_LISTED RECORDS_:
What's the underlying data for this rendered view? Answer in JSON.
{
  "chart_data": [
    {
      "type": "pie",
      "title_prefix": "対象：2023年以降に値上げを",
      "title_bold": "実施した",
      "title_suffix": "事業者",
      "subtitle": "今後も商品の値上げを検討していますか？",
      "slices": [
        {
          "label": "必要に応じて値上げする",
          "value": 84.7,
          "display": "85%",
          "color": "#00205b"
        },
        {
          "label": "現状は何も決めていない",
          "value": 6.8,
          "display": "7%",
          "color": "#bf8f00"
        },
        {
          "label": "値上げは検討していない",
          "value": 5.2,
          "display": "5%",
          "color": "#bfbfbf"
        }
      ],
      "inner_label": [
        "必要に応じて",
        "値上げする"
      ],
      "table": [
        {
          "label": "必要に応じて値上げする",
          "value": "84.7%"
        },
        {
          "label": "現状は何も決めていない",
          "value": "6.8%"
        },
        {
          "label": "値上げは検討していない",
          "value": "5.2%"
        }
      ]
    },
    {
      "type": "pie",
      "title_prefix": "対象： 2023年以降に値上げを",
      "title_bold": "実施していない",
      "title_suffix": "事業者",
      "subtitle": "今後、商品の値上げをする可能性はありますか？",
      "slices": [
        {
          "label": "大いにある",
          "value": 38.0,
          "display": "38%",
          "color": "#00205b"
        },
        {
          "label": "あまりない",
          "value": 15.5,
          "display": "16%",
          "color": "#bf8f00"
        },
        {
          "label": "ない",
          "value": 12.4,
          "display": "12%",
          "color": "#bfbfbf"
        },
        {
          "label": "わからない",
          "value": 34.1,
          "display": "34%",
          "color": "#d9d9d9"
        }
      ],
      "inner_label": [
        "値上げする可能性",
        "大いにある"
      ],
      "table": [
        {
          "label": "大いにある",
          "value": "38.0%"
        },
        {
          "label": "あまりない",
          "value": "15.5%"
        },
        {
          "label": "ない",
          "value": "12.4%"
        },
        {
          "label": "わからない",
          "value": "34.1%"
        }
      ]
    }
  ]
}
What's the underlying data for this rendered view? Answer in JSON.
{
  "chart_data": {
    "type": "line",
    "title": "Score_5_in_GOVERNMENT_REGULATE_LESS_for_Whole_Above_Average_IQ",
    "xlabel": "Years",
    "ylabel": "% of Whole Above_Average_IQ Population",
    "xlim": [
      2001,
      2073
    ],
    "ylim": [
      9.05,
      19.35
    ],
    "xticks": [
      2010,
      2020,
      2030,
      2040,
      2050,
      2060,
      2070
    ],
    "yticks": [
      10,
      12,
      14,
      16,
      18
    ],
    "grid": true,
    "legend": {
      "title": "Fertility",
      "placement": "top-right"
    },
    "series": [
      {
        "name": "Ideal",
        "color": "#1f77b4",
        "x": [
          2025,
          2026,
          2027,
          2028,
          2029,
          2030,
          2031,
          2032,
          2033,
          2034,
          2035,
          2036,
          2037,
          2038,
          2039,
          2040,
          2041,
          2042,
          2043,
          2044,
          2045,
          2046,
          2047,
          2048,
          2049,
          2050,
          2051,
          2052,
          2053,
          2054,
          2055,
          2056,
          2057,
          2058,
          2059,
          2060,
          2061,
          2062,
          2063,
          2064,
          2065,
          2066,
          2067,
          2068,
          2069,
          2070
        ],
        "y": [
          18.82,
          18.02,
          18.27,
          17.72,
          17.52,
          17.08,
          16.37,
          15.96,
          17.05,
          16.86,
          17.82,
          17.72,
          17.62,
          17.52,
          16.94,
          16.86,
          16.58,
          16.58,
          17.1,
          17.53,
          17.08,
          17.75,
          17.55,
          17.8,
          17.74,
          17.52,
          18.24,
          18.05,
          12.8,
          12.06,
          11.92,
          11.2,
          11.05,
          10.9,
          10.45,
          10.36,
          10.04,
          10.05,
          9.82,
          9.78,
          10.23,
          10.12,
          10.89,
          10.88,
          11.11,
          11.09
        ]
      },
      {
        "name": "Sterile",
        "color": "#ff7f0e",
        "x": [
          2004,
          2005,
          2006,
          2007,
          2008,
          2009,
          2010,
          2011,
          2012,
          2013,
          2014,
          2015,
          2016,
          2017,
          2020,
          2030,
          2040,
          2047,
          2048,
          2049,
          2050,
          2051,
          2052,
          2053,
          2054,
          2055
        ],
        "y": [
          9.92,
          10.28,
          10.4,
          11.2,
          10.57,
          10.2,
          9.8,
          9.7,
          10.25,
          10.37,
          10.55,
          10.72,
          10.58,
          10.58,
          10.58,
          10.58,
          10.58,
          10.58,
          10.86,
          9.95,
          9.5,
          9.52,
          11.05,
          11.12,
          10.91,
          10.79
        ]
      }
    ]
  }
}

_TASK_: Every entry above needs to be quoted exactly.

_TASK OUTPUT_:
What's the underlying data for this rendered view? Answer in JSON.
{
  "chart_data": [
    {
      "type": "pie",
      "title_prefix": "対象：2023年以降に値上げを",
      "title_bold": "実施した",
      "title_suffix": "事業者",
      "subtitle": "今後も商品の値上げを検討していますか？",
      "slices": [
        {
          "label": "必要に応じて値上げする",
          "value": 84.7,
          "display": "85%",
          "color": "#00205b"
        },
        {
          "label": "現状は何も決めていない",
          "value": 6.8,
          "display": "7%",
          "color": "#bf8f00"
        },
        {
          "label": "値上げは検討していない",
          "value": 5.2,
          "display": "5%",
          "color": "#bfbfbf"
        }
      ],
      "inner_label": [
        "必要に応じて",
        "値上げする"
      ],
      "table": [
        {
          "label": "必要に応じて値上げする",
          "value": "84.7%"
        },
        {
          "label": "現状は何も決めていない",
          "value": "6.8%"
        },
        {
          "label": "値上げは検討していない",
          "value": "5.2%"
        }
      ]
    },
    {
      "type": "pie",
      "title_prefix": "対象： 2023年以降に値上げを",
      "title_bold": "実施していない",
      "title_suffix": "事業者",
      "subtitle": "今後、商品の値上げをする可能性はありますか？",
      "slices": [
        {
          "label": "大いにある",
          "value": 38.0,
          "display": "38%",
          "color": "#00205b"
        },
        {
          "label": "あまりない",
          "value": 15.5,
          "display": "16%",
          "color": "#bf8f00"
        },
        {
          "label": "ない",
          "value": 12.4,
          "display": "12%",
          "color": "#bfbfbf"
        },
        {
          "label": "わからない",
          "value": 34.1,
          "display": "34%",
          "color": "#d9d9d9"
        }
      ],
      "inner_label": [
        "値上げする可能性",
        "大いにある"
      ],
      "table": [
        {
          "label": "大いにある",
          "value": "38.0%"
        },
        {
          "label": "あまりない",
          "value": "15.5%"
        },
        {
          "label": "ない",
          "value": "12.4%"
        },
        {
          "label": "わからない",
          "value": "34.1%"
        }
      ]
    }
  ]
}
What's the underlying data for this rendered view? Answer in JSON.
{
  "chart_data": {
    "type": "line",
    "title": "Score_5_in_GOVERNMENT_REGULATE_LESS_for_Whole_Above_Average_IQ",
    "xlabel": "Years",
    "ylabel": "% of Whole Above_Average_IQ Population",
    "xlim": [
      2001,
      2073
    ],
    "ylim": [
      9.05,
      19.35
    ],
    "xticks": [
      2010,
      2020,
      2030,
      2040,
      2050,
      2060,
      2070
    ],
    "yticks": [
      10,
      12,
      14,
      16,
      18
    ],
    "grid": true,
    "legend": {
      "title": "Fertility",
      "placement": "top-right"
    },
    "series": [
      {
        "name": "Ideal",
        "color": "#1f77b4",
        "x": [
          2025,
          2026,
          2027,
          2028,
          2029,
          2030,
          2031,
          2032,
          2033,
          2034,
          2035,
          2036,
          2037,
          2038,
          2039,
          2040,
          2041,
          2042,
          2043,
          2044,
          2045,
          2046,
          2047,
          2048,
          2049,
          2050,
          2051,
          2052,
          2053,
          2054,
          2055,
          2056,
          2057,
          2058,
          2059,
          2060,
          2061,
          2062,
          2063,
          2064,
          2065,
          2066,
          2067,
          2068,
          2069,
          2070
        ],
        "y": [
          18.82,
          18.02,
          18.27,
          17.72,
          17.52,
          17.08,
          16.37,
          15.96,
          17.05,
          16.86,
          17.82,
          17.72,
          17.62,
          17.52,
          16.94,
          16.86,
          16.58,
          16.58,
          17.1,
          17.53,
          17.08,
          17.75,
          17.55,
          17.8,
          17.74,
          17.52,
          18.24,
          18.05,
          12.8,
          12.06,
          11.92,
          11.2,
          11.05,
          10.9,
          10.45,
          10.36,
          10.04,
          10.05,
          9.82,
          9.78,
          10.23,
          10.12,
          10.89,
          10.88,
          11.11,
          11.09
        ]
      },
      {
        "name": "Sterile",
        "color": "#ff7f0e",
        "x": [
          2004,
          2005,
          2006,
          2007,
          2008,
          2009,
          2010,
          2011,
          2012,
          2013,
          2014,
          2015,
          2016,
          2017,
          2020,
          2030,
          2040,
          2047,
          2048,
          2049,
          2050,
          2051,
          2052,
          2053,
          2054,
          2055
        ],
        "y": [
          9.92,
          10.28,
          10.4,
          11.2,
          10.57,
          10.2,
          9.8,
          9.7,
          10.25,
          10.37,
          10.55,
          10.72,
          10.58,
          10.58,
          10.58,
          10.58,
          10.58,
          10.58,
          10.86,
          9.95,
          9.5,
          9.52,
          11.05,
          11.12,
          10.91,
          10.79
        ]
      }
    ]
  }
}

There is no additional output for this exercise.